_Record list_:
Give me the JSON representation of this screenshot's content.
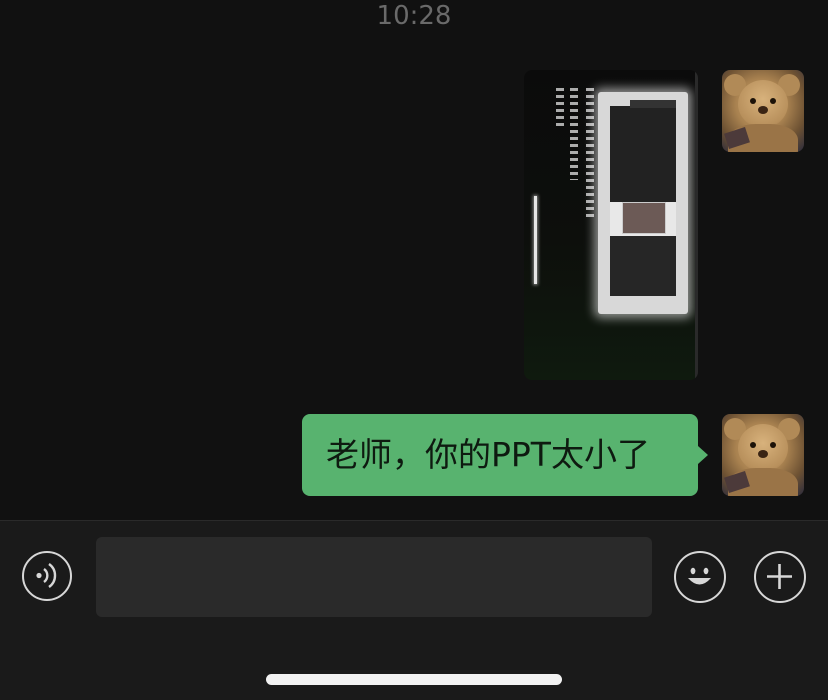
{
  "header": {
    "timestamp": "10:28"
  },
  "messages": [
    {
      "type": "image",
      "sender": "self",
      "image_icon": "photo-of-monitor-screen"
    },
    {
      "type": "text",
      "sender": "self",
      "text": "老师，你的PPT太小了"
    }
  ],
  "avatar": {
    "icon": "teddy-bear-avatar"
  },
  "input_bar": {
    "voice_icon": "voice-icon",
    "input_value": "",
    "emoji_icon": "emoji-icon",
    "plus_icon": "plus-icon"
  },
  "colors": {
    "background": "#111111",
    "bubble": "#58b36f",
    "input_bar": "#1a1a1a",
    "input_field": "#2a2a2a"
  }
}
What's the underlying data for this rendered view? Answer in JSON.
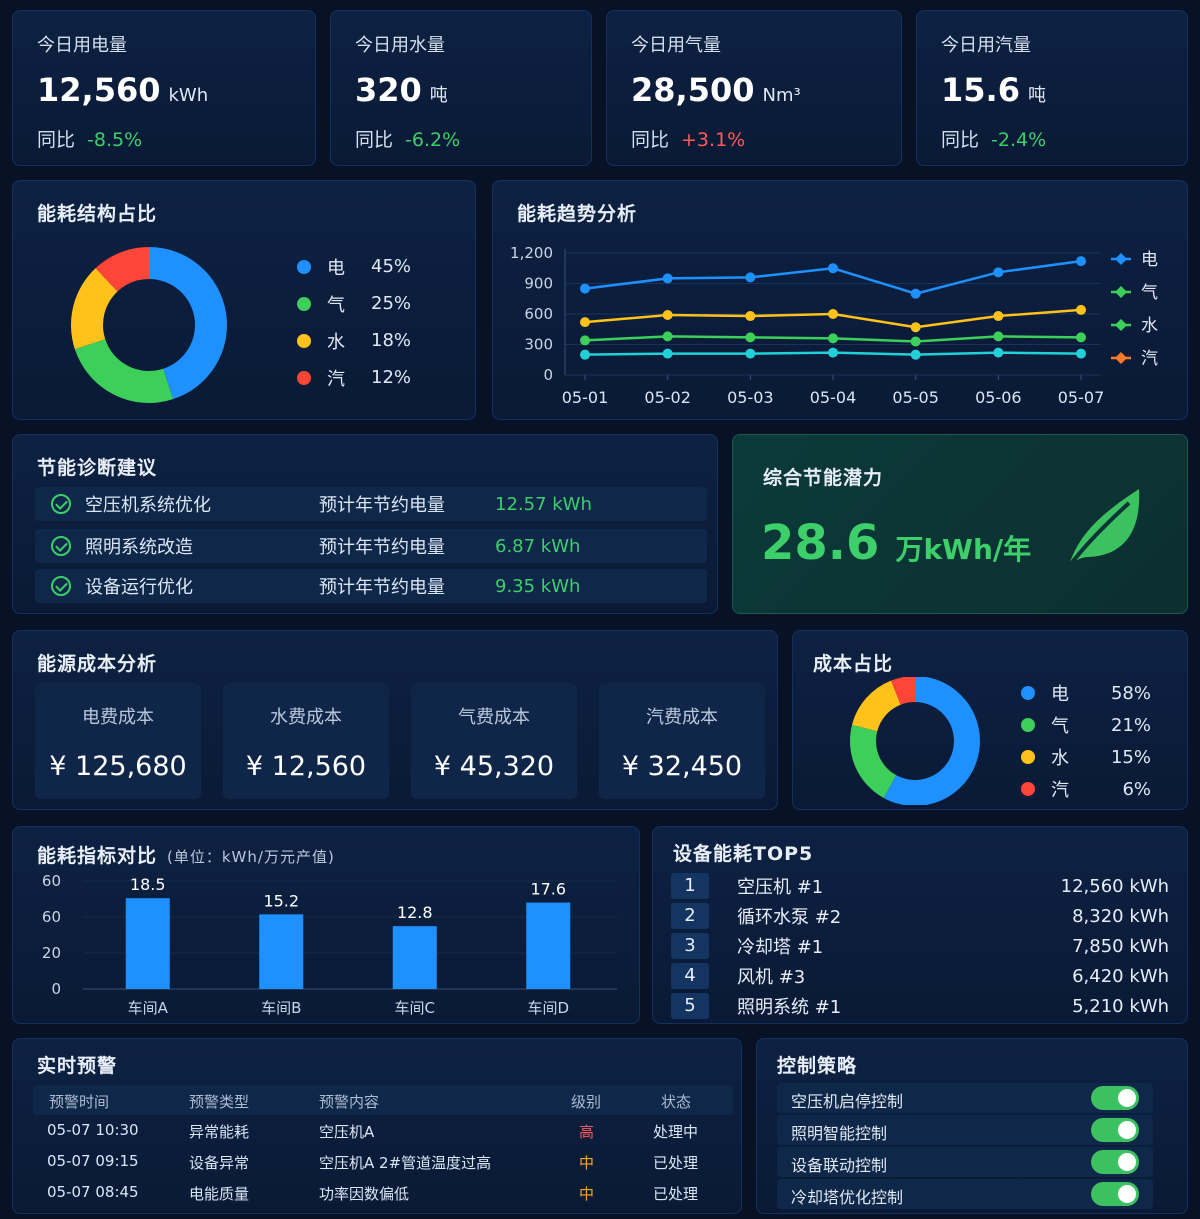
{
  "kpis": [
    {
      "label": "今日用电量",
      "value": "12,560",
      "unit": "kWh",
      "yoy_label": "同比",
      "yoy": "-8.5%",
      "trend": "down"
    },
    {
      "label": "今日用水量",
      "value": "320",
      "unit": "吨",
      "yoy_label": "同比",
      "yoy": "-6.2%",
      "trend": "down"
    },
    {
      "label": "今日用气量",
      "value": "28,500",
      "unit": "Nm³",
      "yoy_label": "同比",
      "yoy": "+3.1%",
      "trend": "up"
    },
    {
      "label": "今日用汽量",
      "value": "15.6",
      "unit": "吨",
      "yoy_label": "同比",
      "yoy": "-2.4%",
      "trend": "down"
    }
  ],
  "structure": {
    "title": "能耗结构占比",
    "items": [
      {
        "name": "电",
        "pct": "45%",
        "value": 45,
        "color": "#1e90ff"
      },
      {
        "name": "气",
        "pct": "25%",
        "value": 25,
        "color": "#3ccf5a"
      },
      {
        "name": "水",
        "pct": "18%",
        "value": 18,
        "color": "#ffc21a"
      },
      {
        "name": "汽",
        "pct": "12%",
        "value": 12,
        "color": "#ff4438"
      }
    ]
  },
  "trend": {
    "title": "能耗趋势分析"
  },
  "chart_data": [
    {
      "type": "line",
      "x": [
        "05-01",
        "05-02",
        "05-03",
        "05-04",
        "05-05",
        "05-06",
        "05-07"
      ],
      "yticks": [
        "0",
        "300",
        "600",
        "900",
        "1,200"
      ],
      "ylim": [
        0,
        1200
      ],
      "series": [
        {
          "name": "电",
          "color": "#1e90ff",
          "values": [
            850,
            950,
            960,
            1050,
            800,
            1010,
            1120
          ]
        },
        {
          "name": "气",
          "color": "#3ccf5a",
          "values": [
            340,
            380,
            370,
            360,
            330,
            380,
            370
          ]
        },
        {
          "name": "水",
          "color": "#ffc21a",
          "values": [
            520,
            590,
            580,
            600,
            470,
            580,
            640
          ]
        },
        {
          "name": "汽",
          "color": "#22d0d8",
          "values": [
            200,
            210,
            210,
            220,
            200,
            220,
            210
          ]
        }
      ],
      "legend": [
        {
          "name": "电",
          "color": "#1e90ff"
        },
        {
          "name": "气",
          "color": "#3ccf5a"
        },
        {
          "name": "水",
          "color": "#3ccf5a"
        },
        {
          "name": "汽",
          "color": "#ff7a2a"
        }
      ],
      "legend_position": "right"
    },
    {
      "type": "bar",
      "categories": [
        "车间A",
        "车间B",
        "车间C",
        "车间D"
      ],
      "values": [
        18.5,
        15.2,
        12.8,
        17.6
      ],
      "value_labels": [
        "18.5",
        "15.2",
        "12.8",
        "17.6"
      ],
      "yticks": [
        "0",
        "20",
        "60",
        "60"
      ],
      "ylim": [
        0,
        22
      ]
    }
  ],
  "diagnosis": {
    "title": "节能诊断建议",
    "rows": [
      {
        "name": "空压机系统优化",
        "label": "预计年节约电量",
        "value": "12.57 kWh"
      },
      {
        "name": "照明系统改造",
        "label": "预计年节约电量",
        "value": "6.87 kWh"
      },
      {
        "name": "设备运行优化",
        "label": "预计年节约电量",
        "value": "9.35 kWh"
      }
    ]
  },
  "potential": {
    "title": "综合节能潜力",
    "value": "28.6",
    "unit": "万kWh/年",
    "icon": "leaf-icon"
  },
  "cost": {
    "title": "能源成本分析",
    "items": [
      {
        "label": "电费成本",
        "value": "¥ 125,680"
      },
      {
        "label": "水费成本",
        "value": "¥ 12,560"
      },
      {
        "label": "气费成本",
        "value": "¥ 45,320"
      },
      {
        "label": "汽费成本",
        "value": "¥ 32,450"
      }
    ]
  },
  "cost_share": {
    "title": "成本占比",
    "items": [
      {
        "name": "电",
        "pct": "58%",
        "value": 58,
        "color": "#1e90ff"
      },
      {
        "name": "气",
        "pct": "21%",
        "value": 21,
        "color": "#3ccf5a"
      },
      {
        "name": "水",
        "pct": "15%",
        "value": 15,
        "color": "#ffc21a"
      },
      {
        "name": "汽",
        "pct": "6%",
        "value": 6,
        "color": "#ff4438"
      }
    ]
  },
  "indicator": {
    "title": "能耗指标对比",
    "unit": "(单位：kWh/万元产值)"
  },
  "top5": {
    "title": "设备能耗TOP5",
    "rows": [
      {
        "rank": "1",
        "name": "空压机 #1",
        "value": "12,560",
        "unit": "kWh"
      },
      {
        "rank": "2",
        "name": "循环水泵 #2",
        "value": "8,320",
        "unit": "kWh"
      },
      {
        "rank": "3",
        "name": "冷却塔 #1",
        "value": "7,850",
        "unit": "kWh"
      },
      {
        "rank": "4",
        "name": "风机 #3",
        "value": "6,420",
        "unit": "kWh"
      },
      {
        "rank": "5",
        "name": "照明系统 #1",
        "value": "5,210",
        "unit": "kWh"
      }
    ]
  },
  "alerts": {
    "title": "实时预警",
    "headers": [
      "预警时间",
      "预警类型",
      "预警内容",
      "级别",
      "状态"
    ],
    "rows": [
      {
        "time": "05-07 10:30",
        "type": "异常能耗",
        "content": "空压机A",
        "level": "高",
        "level_color": "#ff4438",
        "status": "处理中"
      },
      {
        "time": "05-07 09:15",
        "type": "设备异常",
        "content": "空压机A 2#管道温度过高",
        "level": "中",
        "level_color": "#ffa528",
        "status": "已处理"
      },
      {
        "time": "05-07 08:45",
        "type": "电能质量",
        "content": "功率因数偏低",
        "level": "中",
        "level_color": "#ffa528",
        "status": "已处理"
      }
    ]
  },
  "control": {
    "title": "控制策略",
    "items": [
      {
        "label": "空压机启停控制",
        "on": true
      },
      {
        "label": "照明智能控制",
        "on": true
      },
      {
        "label": "设备联动控制",
        "on": true
      },
      {
        "label": "冷却塔优化控制",
        "on": true
      }
    ]
  }
}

_What you will do_:
In the listing, how many lines hold "title"? Answer with a bare number.

_Written response_:
10